WHAT TO DO:
Begin at the line that contains "Enumerate this screenshot's" and reproduce it along with every line after it to the end of the listing; skip any pictures.

=====

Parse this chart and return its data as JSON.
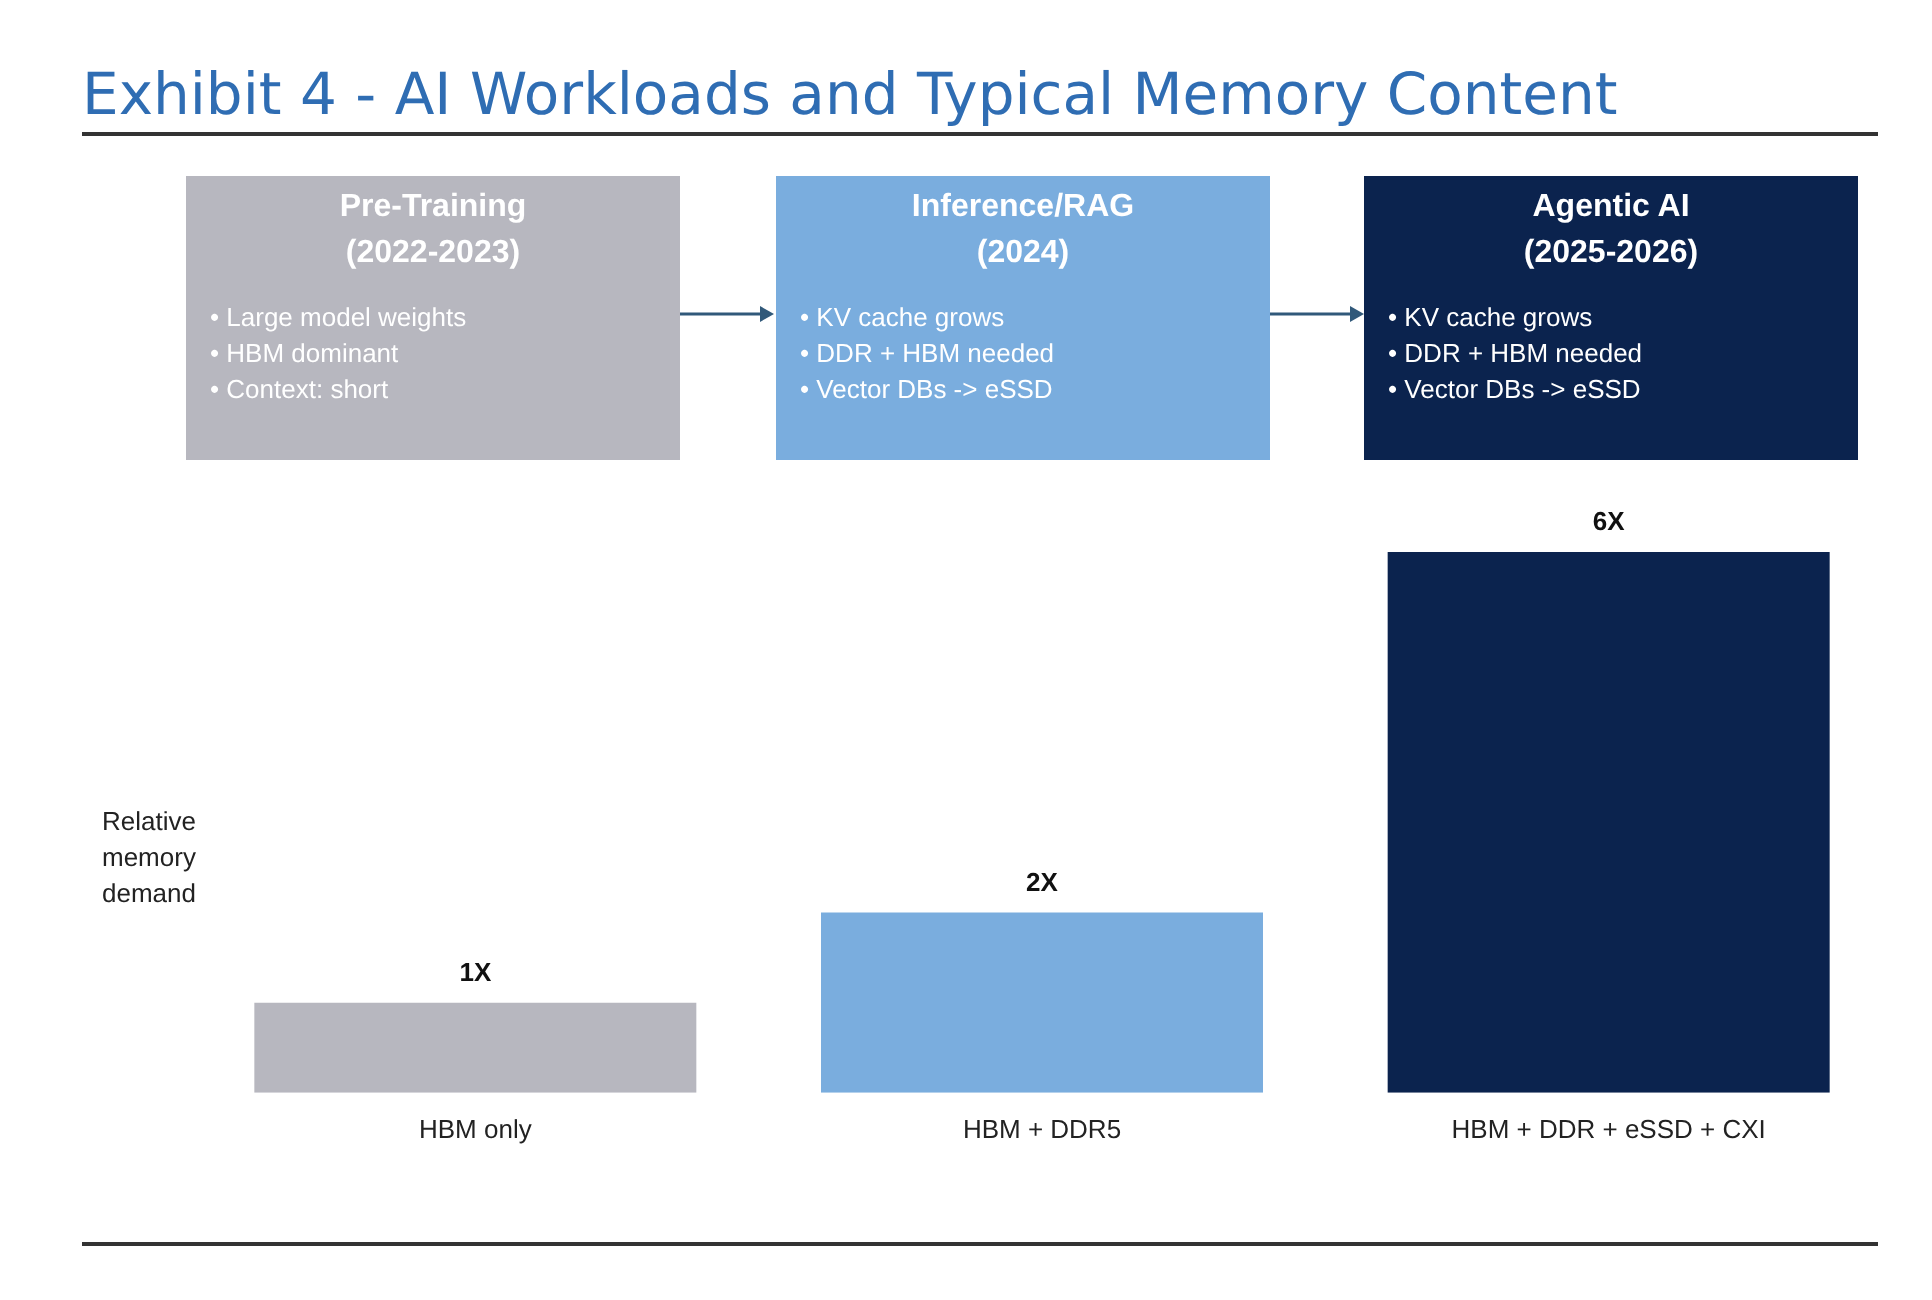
{
  "chart_data": {
    "type": "bar",
    "title": "Exhibit 4 - AI Workloads and Typical Memory Content",
    "ylabel": "Relative memory demand",
    "categories": [
      "HBM only",
      "HBM + DDR5",
      "HBM + DDR + eSSD + CXI"
    ],
    "values": [
      1,
      2,
      6
    ],
    "value_labels": [
      "1X",
      "2X",
      "6X"
    ],
    "colors": [
      "#b7b7bf",
      "#7aadde",
      "#0b234e"
    ],
    "annotations": [
      "Pre-Training\n(2022-2023)",
      "• Large model weights\n• HBM dominant\n• Context: short",
      "Inference/RAG\n(2024)",
      "• KV cache grows\n• DDR + HBM needed\n• Vector DBs -> eSSD",
      "Agentic AI\n(2025-2026)",
      "• KV cache grows\n• DDR + HBM needed\n• Vector DBs -> eSSD"
    ]
  }
}
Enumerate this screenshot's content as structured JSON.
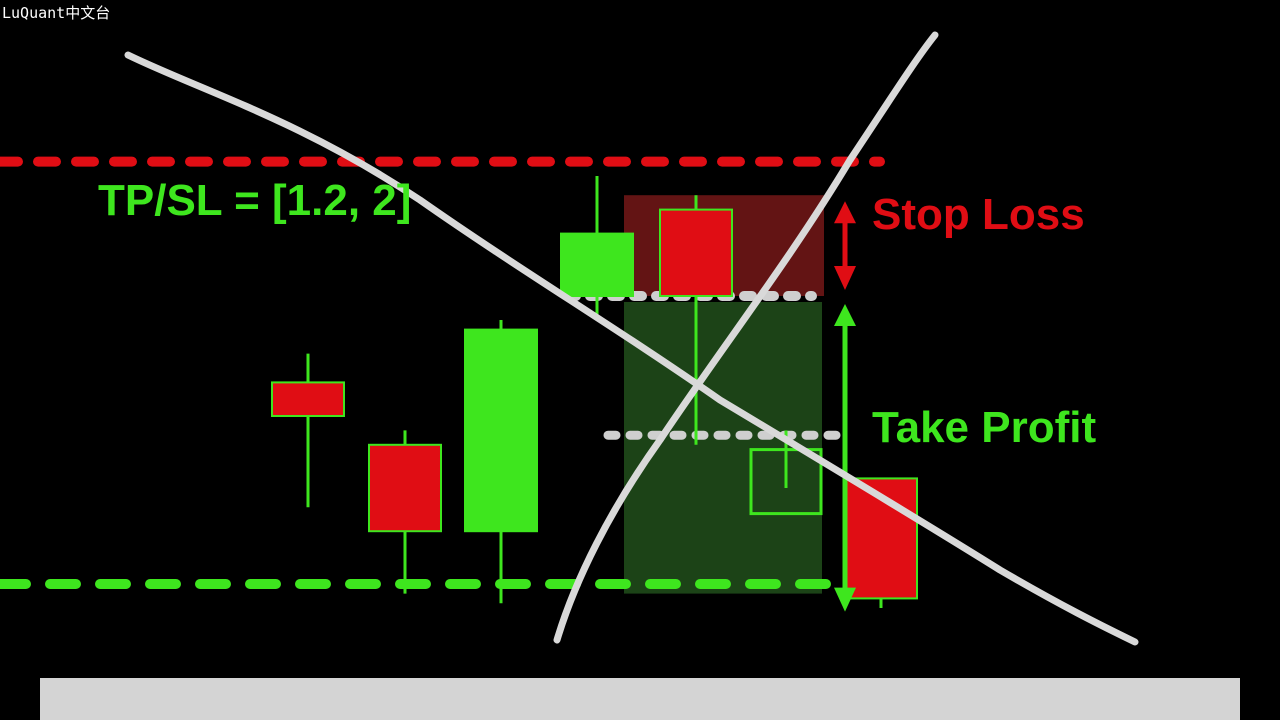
{
  "watermark": "LuQuant中文台",
  "labels": {
    "ratio": "TP/SL = [1.2, 2]",
    "stop_loss": "Stop Loss",
    "take_profit": "Take Profit"
  },
  "colors": {
    "bull": "#3ee61e",
    "bear": "#e00d14",
    "sl_zone": "#6e1616",
    "tp_zone": "#1f4a1a",
    "entry_line": "#cfcfcf",
    "strike": "#d9d9d9"
  },
  "chart_data": {
    "type": "candlestick",
    "title": "",
    "xlabel": "",
    "ylabel": "",
    "ylim": [
      0,
      100
    ],
    "resistance_level": 93,
    "support_level": 5,
    "entry_level": 65,
    "target_level": 36,
    "stop_loss_zone": [
      65,
      86
    ],
    "take_profit_zone": [
      3,
      65
    ],
    "candles": [
      {
        "open": 47,
        "high": 53,
        "low": 21,
        "close": 40
      },
      {
        "open": 34,
        "high": 37,
        "low": 3,
        "close": 16
      },
      {
        "open": 16,
        "high": 60,
        "low": 1,
        "close": 58
      },
      {
        "open": 65,
        "high": 90,
        "low": 60,
        "close": 78
      },
      {
        "open": 83,
        "high": 86,
        "low": 34,
        "close": 65
      },
      {
        "open": 33,
        "high": 37,
        "low": 25,
        "close": 33
      },
      {
        "open": 27,
        "high": 27,
        "low": 0,
        "close": 2
      }
    ]
  }
}
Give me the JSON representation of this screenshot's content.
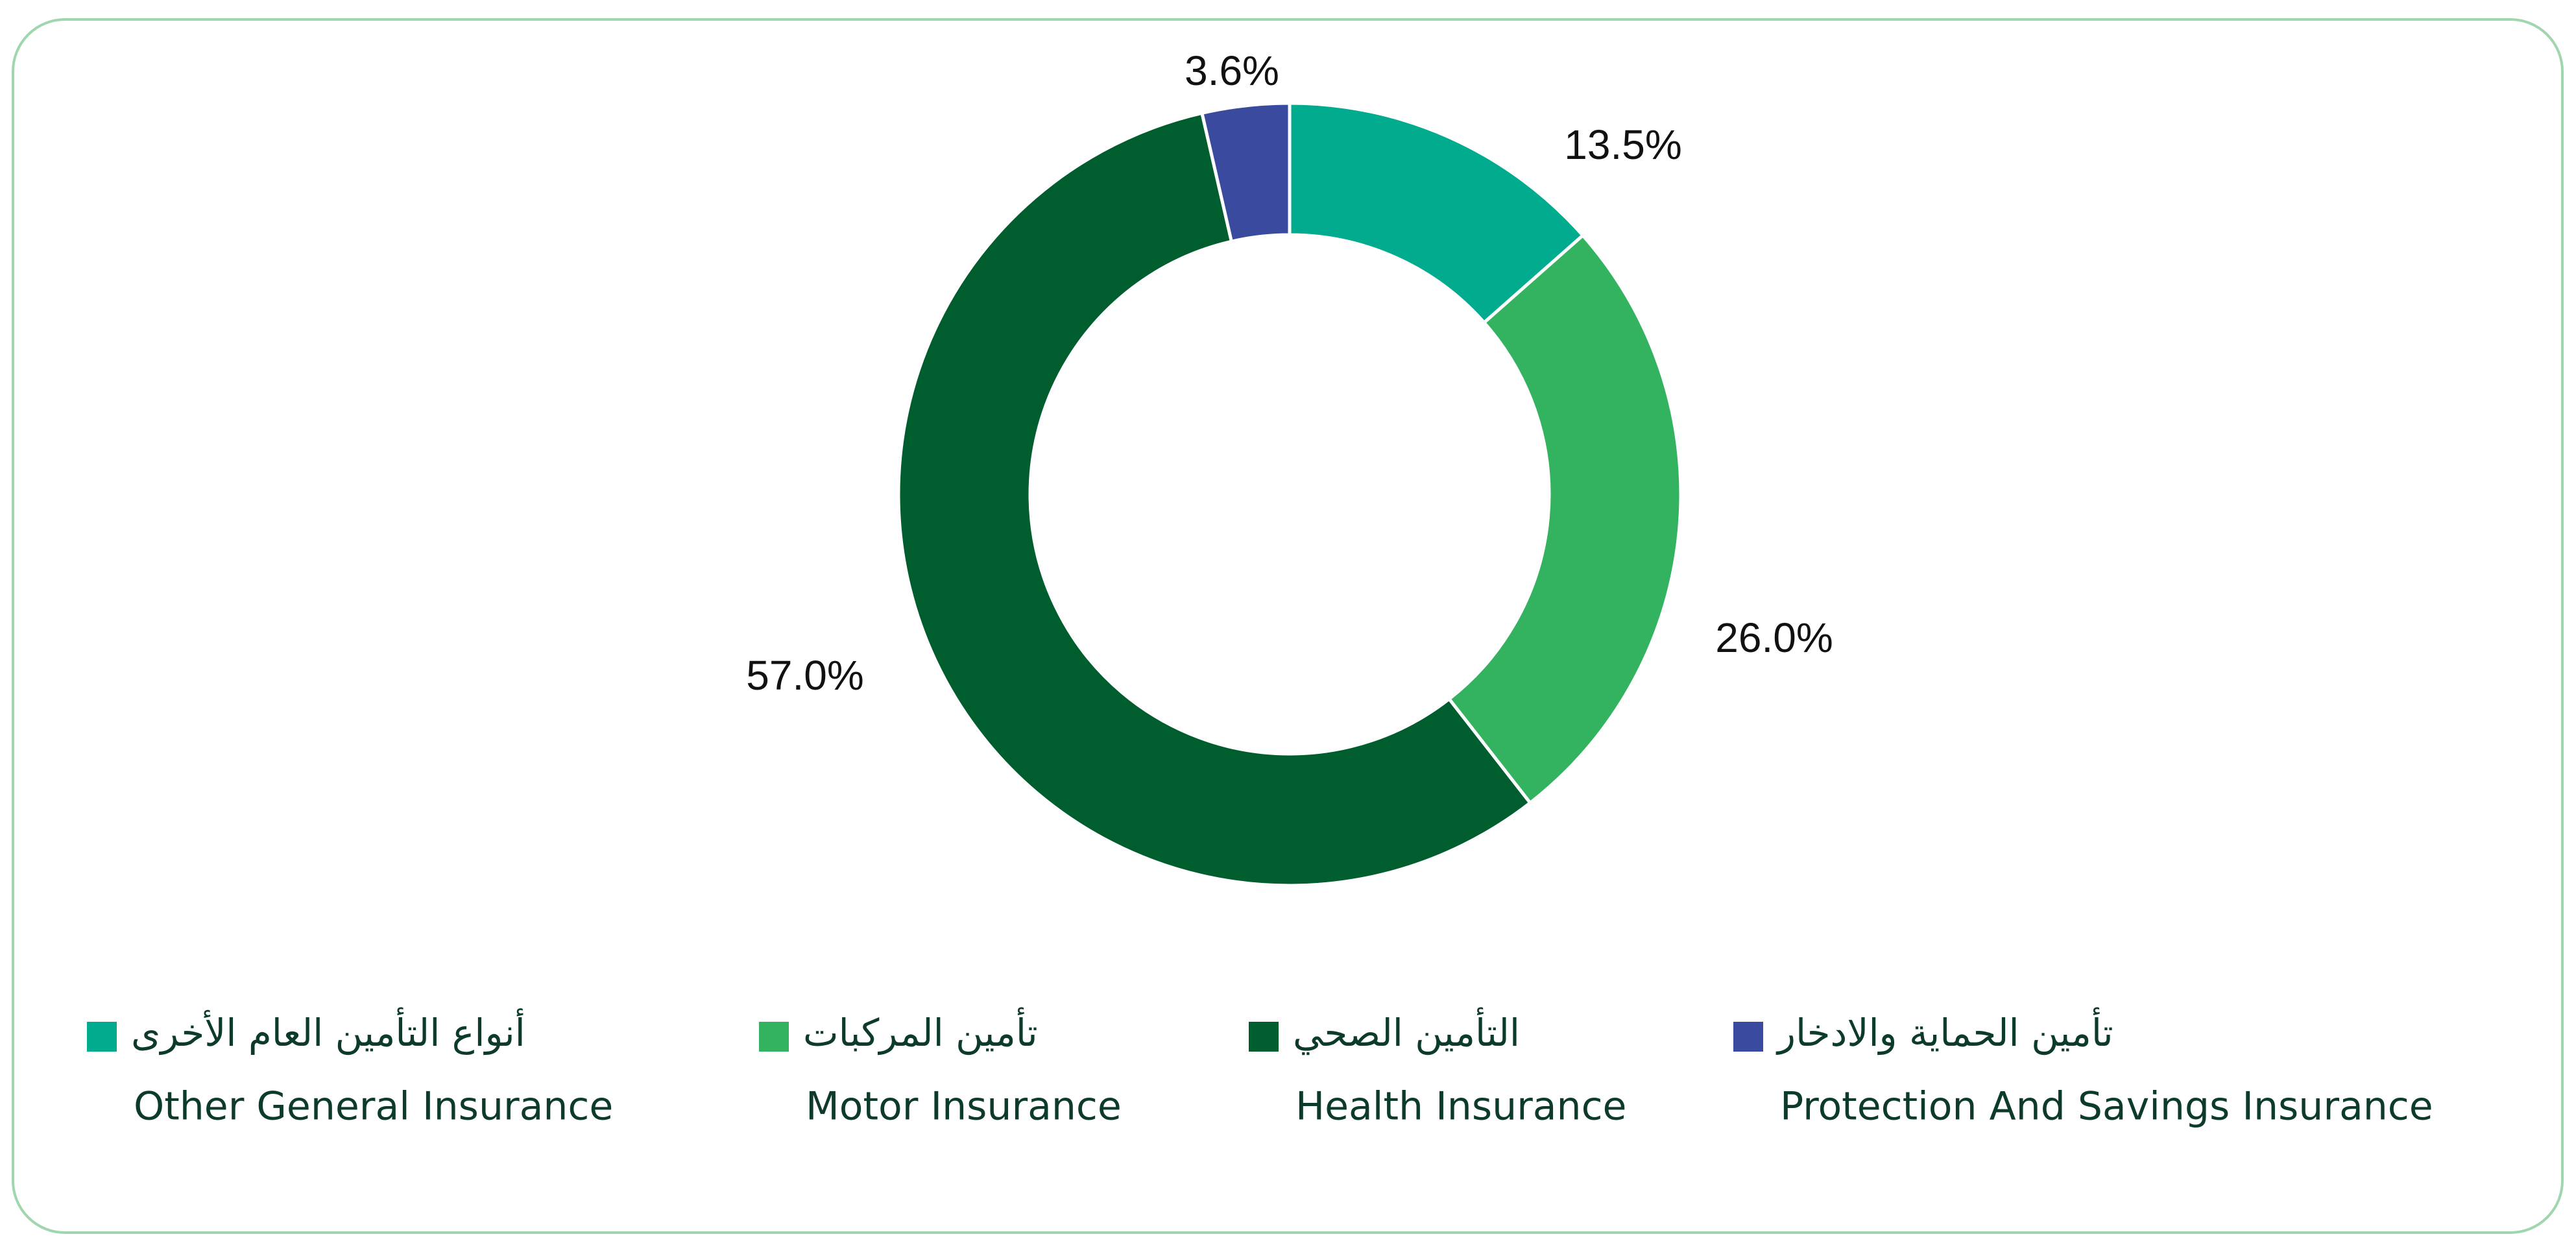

=====

EXERCISE SOLUTION:
Enumerate this screenshot's content as structured JSON.
{
  "watermark": "LuQuant中文台",
  "labels": {
    "ratio": "TP/SL = [1.2, 2]",
    "stop_loss": "Stop Loss",
    "take_profit": "Take Profit"
  },
  "colors": {
    "bull": "#3ee61e",
    "bear": "#e00d14",
    "sl_zone": "#6e1616",
    "tp_zone": "#1f4a1a",
    "entry_line": "#cfcfcf",
    "strike": "#d9d9d9"
  },
  "chart_data": {
    "type": "candlestick",
    "title": "",
    "xlabel": "",
    "ylabel": "",
    "ylim": [
      0,
      100
    ],
    "resistance_level": 93,
    "support_level": 5,
    "entry_level": 65,
    "target_level": 36,
    "stop_loss_zone": [
      65,
      86
    ],
    "take_profit_zone": [
      3,
      65
    ],
    "candles": [
      {
        "open": 47,
        "high": 53,
        "low": 21,
        "close": 40
      },
      {
        "open": 34,
        "high": 37,
        "low": 3,
        "close": 16
      },
      {
        "open": 16,
        "high": 60,
        "low": 1,
        "close": 58
      },
      {
        "open": 65,
        "high": 90,
        "low": 60,
        "close": 78
      },
      {
        "open": 83,
        "high": 86,
        "low": 34,
        "close": 65
      },
      {
        "open": 33,
        "high": 37,
        "low": 25,
        "close": 33
      },
      {
        "open": 27,
        "high": 27,
        "low": 0,
        "close": 2
      }
    ]
  }
}
Give me the JSON representation of this screenshot's content.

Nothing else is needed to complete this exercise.